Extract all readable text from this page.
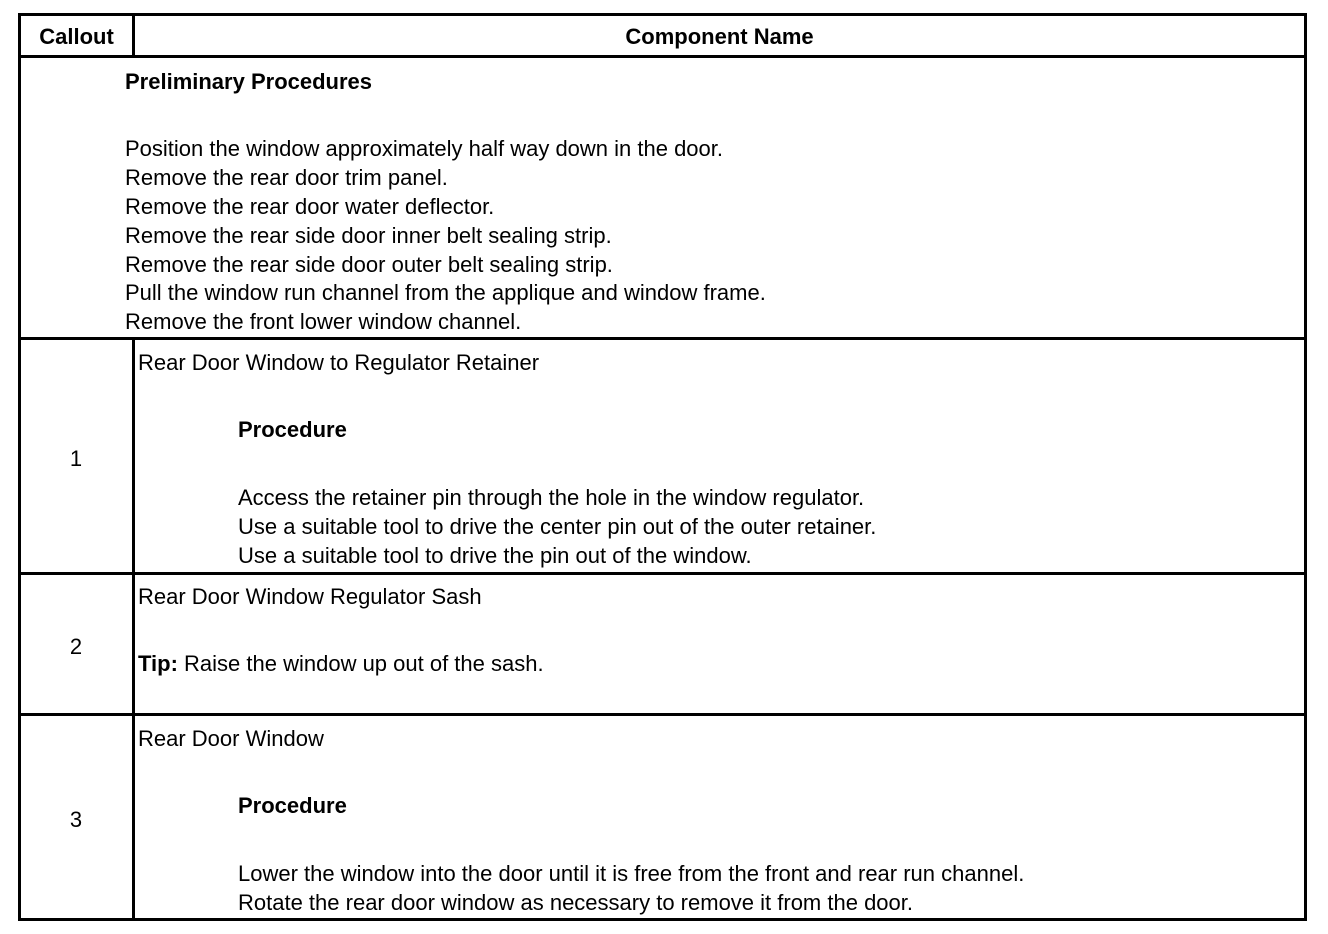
Callout	Component Name
Preliminary Procedures
Position the window approximately half way down in the door.
Remove the rear door trim panel.
Remove the rear door water deflector.
Remove the rear side door inner belt sealing strip.
Remove the rear side door outer belt sealing strip.
Pull the window run channel from the applique and window frame.
Remove the front lower window channel.
1
Rear Door Window to Regulator Retainer
Procedure
Access the retainer pin through the hole in the window regulator.
Use a suitable tool to drive the center pin out of the outer retainer.
Use a suitable tool to drive the pin out of the window.
2
Rear Door Window Regulator Sash
Tip: Raise the window up out of the sash.
3
Rear Door Window
Procedure
Lower the window into the door until it is free from the front and rear run channel.
Rotate the rear door window as necessary to remove it from the door.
══════════════════════════════
→ Short problem
Go through the material and copy out every line with "tool" in it.

→ Solution for this problem
Use a suitable tool to drive the center pin out of the outer retainer.
Use a suitable tool to drive the pin out of the window.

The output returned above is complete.